* _Requirement_
Extract the whole listing as it stands. Do not include the pictures.

Begin

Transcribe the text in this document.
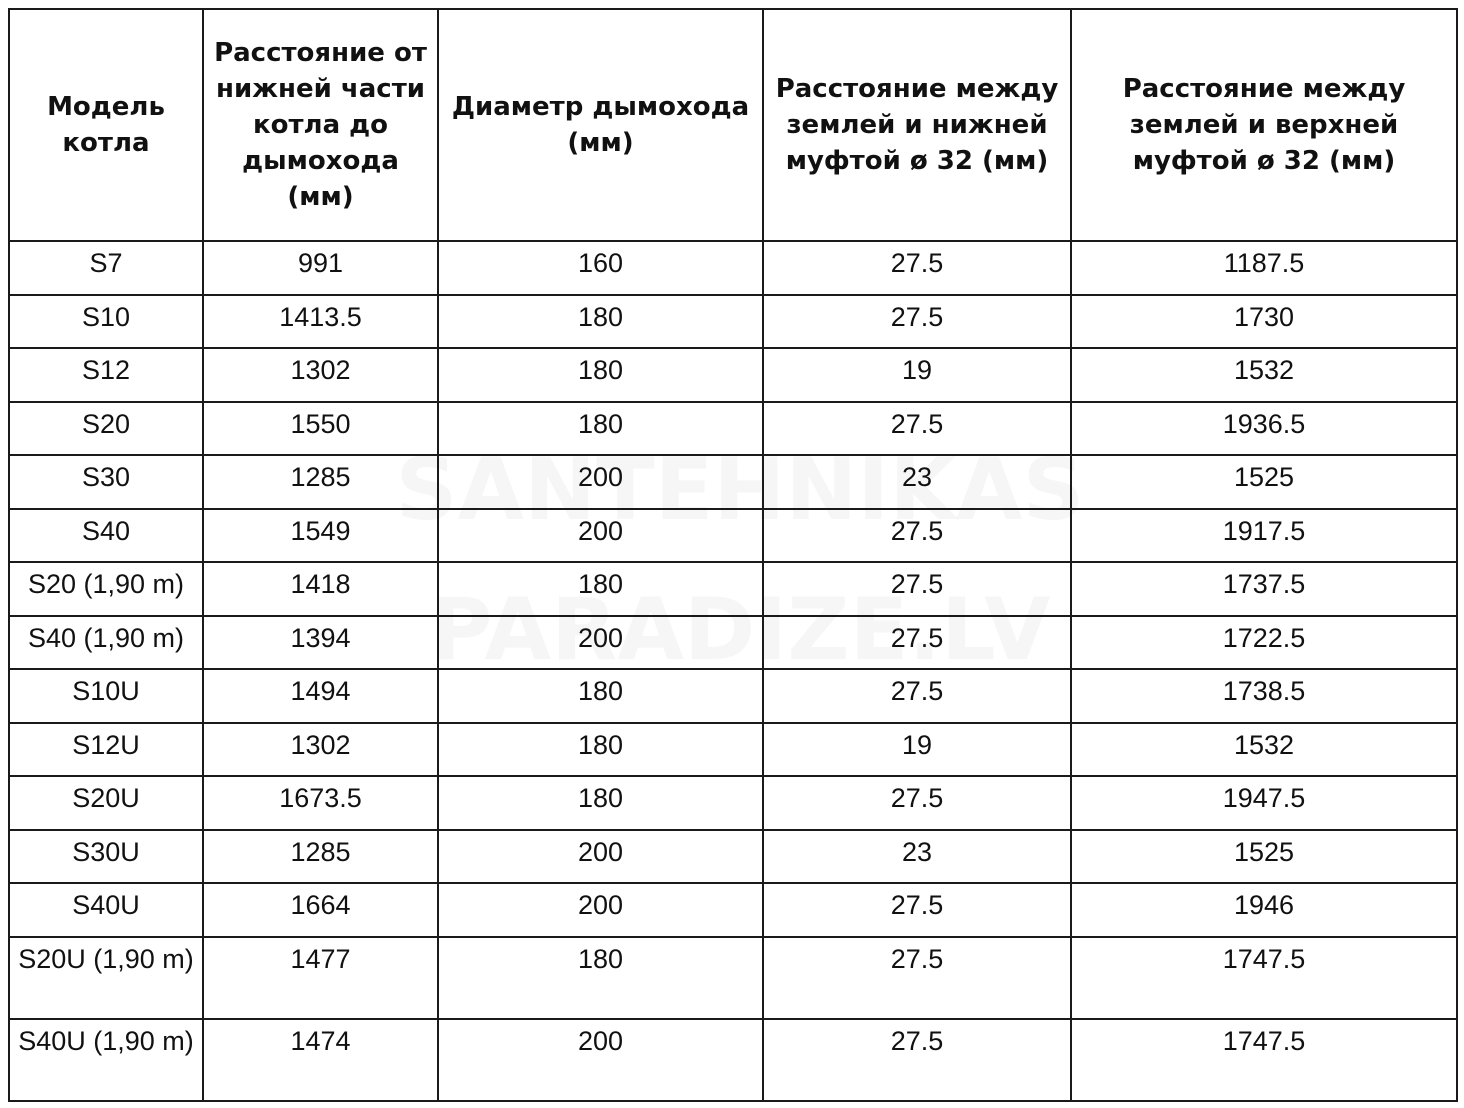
Модель котла	Расстояние от нижней части котла до дымохода (мм)	Диаметр дымохода (мм)	Расстояние между землей и нижней муфтой ø 32 (мм)	Расстояние между землей и верхней муфтой ø 32 (мм)
S7	991	160	27.5	1187.5
S10	1413.5	180	27.5	1730
S12	1302	180	19	1532
S20	1550	180	27.5	1936.5
S30	1285	200	23	1525
S40	1549	200	27.5	1917.5
S20 (1,90 m)	1418	180	27.5	1737.5
S40 (1,90 m)	1394	200	27.5	1722.5
S10U	1494	180	27.5	1738.5
S12U	1302	180	19	1532
S20U	1673.5	180	27.5	1947.5
S30U	1285	200	23	1525
S40U	1664	200	27.5	1946
S20U (1,90 m)	1477	180	27.5	1747.5
S40U (1,90 m)	1474	200	27.5	1747.5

End

* _Output_
Transcribe the text in this document.
Модель котла	Расстояние от нижней части котла до дымохода (мм)	Диаметр дымохода (мм)	Расстояние между землей и нижней муфтой ø 32 (мм)	Расстояние между землей и верхней муфтой ø 32 (мм)
S7	991	160	27.5	1187.5
S10	1413.5	180	27.5	1730
S12	1302	180	19	1532
S20	1550	180	27.5	1936.5
S30	1285	200	23	1525
S40	1549	200	27.5	1917.5
S20 (1,90 m)	1418	180	27.5	1737.5
S40 (1,90 m)	1394	200	27.5	1722.5
S10U	1494	180	27.5	1738.5
S12U	1302	180	19	1532
S20U	1673.5	180	27.5	1947.5
S30U	1285	200	23	1525
S40U	1664	200	27.5	1946
S20U (1,90 m)	1477	180	27.5	1747.5
S40U (1,90 m)	1474	200	27.5	1747.5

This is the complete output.